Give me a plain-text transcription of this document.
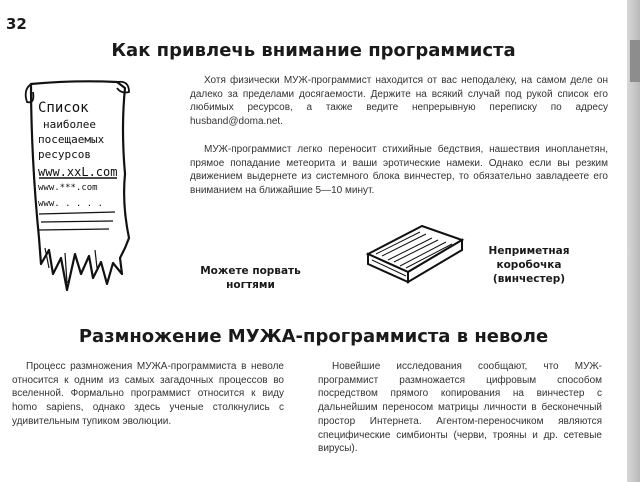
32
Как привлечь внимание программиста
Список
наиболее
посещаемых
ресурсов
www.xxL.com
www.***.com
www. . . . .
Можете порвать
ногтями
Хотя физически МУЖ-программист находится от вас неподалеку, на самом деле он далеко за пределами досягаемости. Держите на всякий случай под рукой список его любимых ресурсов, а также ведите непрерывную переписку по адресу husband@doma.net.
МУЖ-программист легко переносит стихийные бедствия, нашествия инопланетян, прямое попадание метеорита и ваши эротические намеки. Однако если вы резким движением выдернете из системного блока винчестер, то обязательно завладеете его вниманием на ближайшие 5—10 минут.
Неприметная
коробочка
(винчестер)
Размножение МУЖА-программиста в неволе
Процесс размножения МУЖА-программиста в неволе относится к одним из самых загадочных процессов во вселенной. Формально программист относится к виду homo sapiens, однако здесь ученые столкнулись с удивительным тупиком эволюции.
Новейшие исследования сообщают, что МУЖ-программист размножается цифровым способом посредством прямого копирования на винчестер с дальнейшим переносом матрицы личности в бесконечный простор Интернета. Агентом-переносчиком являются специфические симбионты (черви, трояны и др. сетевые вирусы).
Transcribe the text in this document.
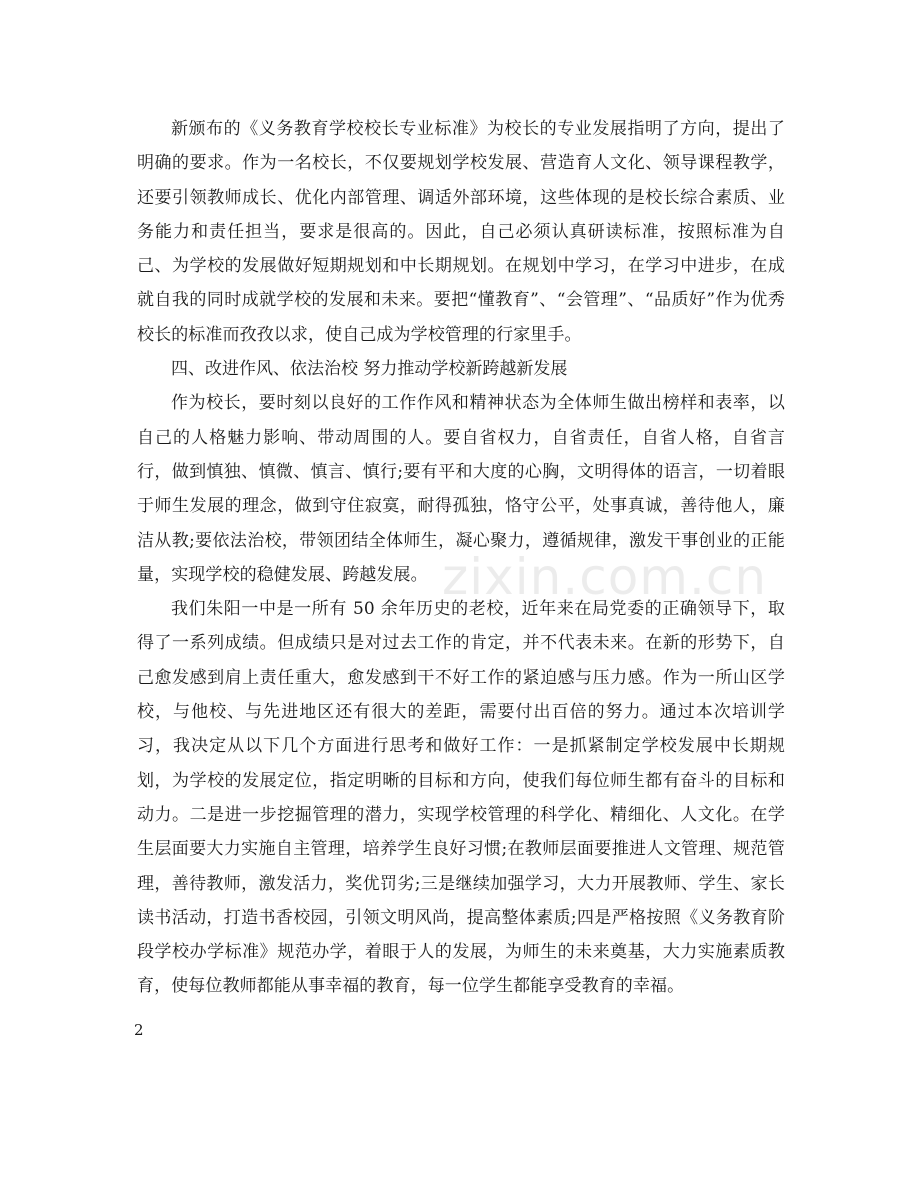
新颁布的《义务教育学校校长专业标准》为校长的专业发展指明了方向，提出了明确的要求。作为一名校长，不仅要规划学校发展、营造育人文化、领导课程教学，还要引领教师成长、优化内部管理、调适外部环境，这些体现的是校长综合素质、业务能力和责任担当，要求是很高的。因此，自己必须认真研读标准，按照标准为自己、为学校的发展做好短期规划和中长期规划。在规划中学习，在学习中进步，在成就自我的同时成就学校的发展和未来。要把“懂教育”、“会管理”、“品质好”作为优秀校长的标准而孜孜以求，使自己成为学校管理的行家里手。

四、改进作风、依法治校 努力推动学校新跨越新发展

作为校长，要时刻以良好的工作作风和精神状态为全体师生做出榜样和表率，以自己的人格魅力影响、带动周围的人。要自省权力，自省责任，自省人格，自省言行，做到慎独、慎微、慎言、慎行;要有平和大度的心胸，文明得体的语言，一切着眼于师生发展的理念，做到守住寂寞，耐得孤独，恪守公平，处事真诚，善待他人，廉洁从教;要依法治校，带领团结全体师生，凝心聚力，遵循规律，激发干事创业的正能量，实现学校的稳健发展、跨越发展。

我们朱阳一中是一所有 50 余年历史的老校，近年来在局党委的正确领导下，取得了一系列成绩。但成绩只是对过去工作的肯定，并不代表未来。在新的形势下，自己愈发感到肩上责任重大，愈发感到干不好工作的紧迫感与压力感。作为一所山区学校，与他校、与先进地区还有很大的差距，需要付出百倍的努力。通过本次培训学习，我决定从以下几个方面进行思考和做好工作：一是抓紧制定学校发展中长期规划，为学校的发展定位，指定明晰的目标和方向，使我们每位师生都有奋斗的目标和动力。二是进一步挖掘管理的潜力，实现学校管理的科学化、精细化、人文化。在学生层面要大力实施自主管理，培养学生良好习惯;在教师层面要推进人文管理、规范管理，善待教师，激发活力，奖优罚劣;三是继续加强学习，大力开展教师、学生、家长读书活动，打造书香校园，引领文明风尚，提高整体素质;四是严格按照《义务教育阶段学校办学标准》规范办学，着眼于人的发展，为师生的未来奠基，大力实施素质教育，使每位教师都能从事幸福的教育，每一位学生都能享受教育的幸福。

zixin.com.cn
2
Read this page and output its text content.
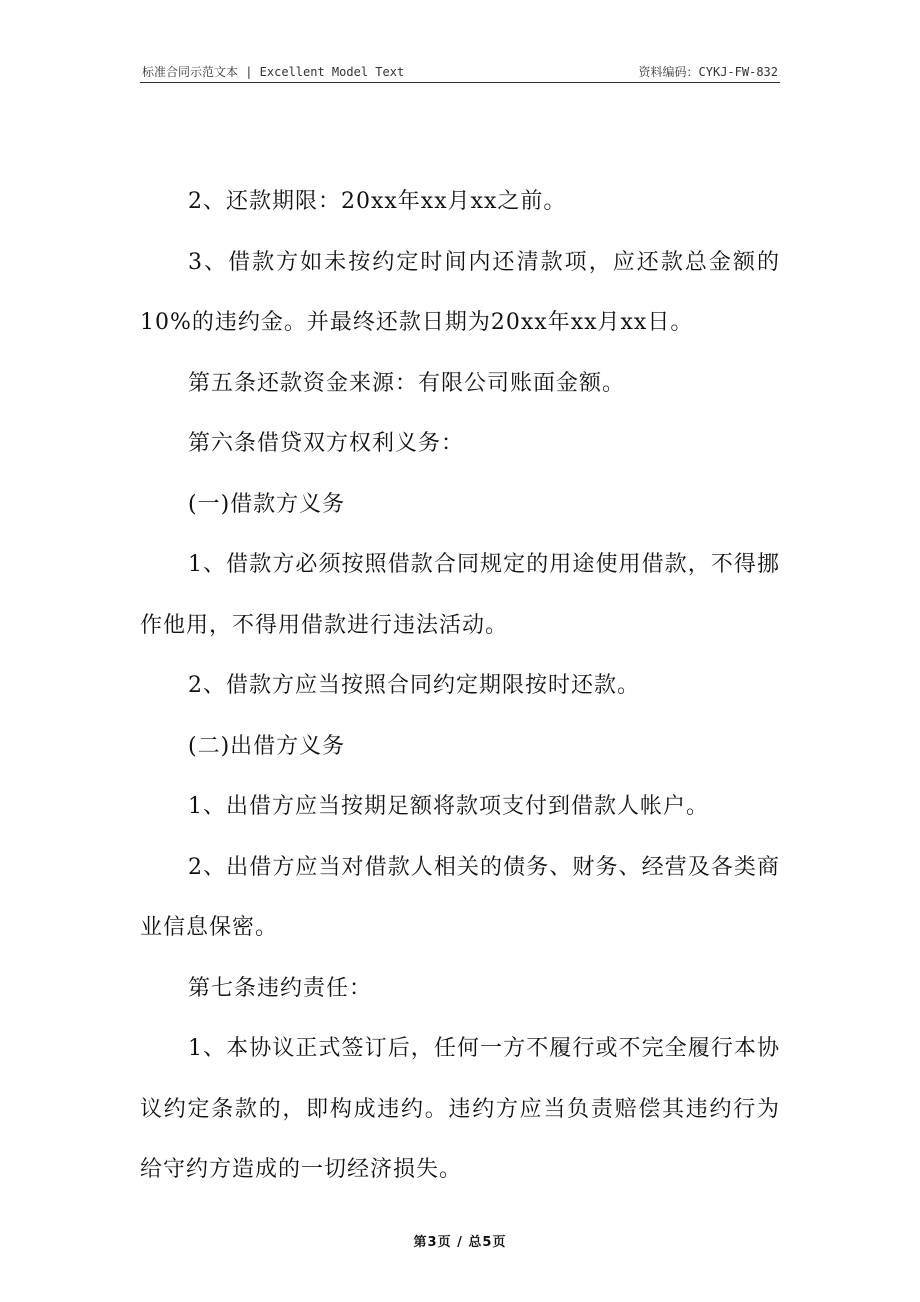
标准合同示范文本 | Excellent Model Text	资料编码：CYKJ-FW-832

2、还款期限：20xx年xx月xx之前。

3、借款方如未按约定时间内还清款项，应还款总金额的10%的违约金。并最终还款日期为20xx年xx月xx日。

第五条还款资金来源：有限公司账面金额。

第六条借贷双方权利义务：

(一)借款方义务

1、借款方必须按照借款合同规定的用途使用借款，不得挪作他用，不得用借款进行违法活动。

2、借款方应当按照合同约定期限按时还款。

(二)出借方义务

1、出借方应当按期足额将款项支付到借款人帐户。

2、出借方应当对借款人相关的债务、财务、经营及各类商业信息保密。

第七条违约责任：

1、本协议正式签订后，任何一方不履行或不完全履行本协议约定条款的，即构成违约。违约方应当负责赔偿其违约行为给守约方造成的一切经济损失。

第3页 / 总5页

#####

Work to complete:
Go through the listing above and list every line that has the word "МУЖА".

Task result:
Размножение МУЖА-программиста в неволе
Процесс размножения МУЖА-программиста в неволе относится к одним из самых загадочных процессов во вселенной. Формально программист относится к виду homo sapiens, однако здесь ученые столкнулись с удивительным тупиком эволюции.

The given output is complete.